Sift the listing for lines that hold the string "color" and pull them out.

• • •

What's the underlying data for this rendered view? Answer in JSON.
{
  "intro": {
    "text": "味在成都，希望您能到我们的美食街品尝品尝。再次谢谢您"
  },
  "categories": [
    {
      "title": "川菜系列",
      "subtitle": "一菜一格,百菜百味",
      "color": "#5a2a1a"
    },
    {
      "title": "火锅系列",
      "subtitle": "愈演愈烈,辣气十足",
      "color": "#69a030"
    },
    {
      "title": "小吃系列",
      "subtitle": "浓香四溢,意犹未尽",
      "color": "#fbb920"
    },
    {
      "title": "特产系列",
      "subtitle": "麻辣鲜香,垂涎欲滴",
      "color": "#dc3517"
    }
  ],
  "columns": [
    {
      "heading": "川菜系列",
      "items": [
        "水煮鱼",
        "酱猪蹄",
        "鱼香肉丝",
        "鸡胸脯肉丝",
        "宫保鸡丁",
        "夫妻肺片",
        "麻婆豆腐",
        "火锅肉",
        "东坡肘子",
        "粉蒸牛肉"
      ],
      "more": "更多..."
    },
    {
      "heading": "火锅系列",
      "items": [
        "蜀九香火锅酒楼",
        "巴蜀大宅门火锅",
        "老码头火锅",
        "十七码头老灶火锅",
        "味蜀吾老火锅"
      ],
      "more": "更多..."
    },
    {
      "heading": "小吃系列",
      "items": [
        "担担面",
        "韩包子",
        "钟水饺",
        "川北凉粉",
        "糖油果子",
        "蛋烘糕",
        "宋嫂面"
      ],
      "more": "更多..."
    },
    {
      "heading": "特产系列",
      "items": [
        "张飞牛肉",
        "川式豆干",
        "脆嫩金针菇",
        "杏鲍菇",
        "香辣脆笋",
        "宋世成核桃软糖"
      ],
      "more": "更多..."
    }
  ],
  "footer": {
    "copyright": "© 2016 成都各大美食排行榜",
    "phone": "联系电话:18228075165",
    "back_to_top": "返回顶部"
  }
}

• • •

Response to the exercise =>
      "color": "#5a2a1a"
      "color": "#69a030"
      "color": "#fbb920"
      "color": "#dc3517"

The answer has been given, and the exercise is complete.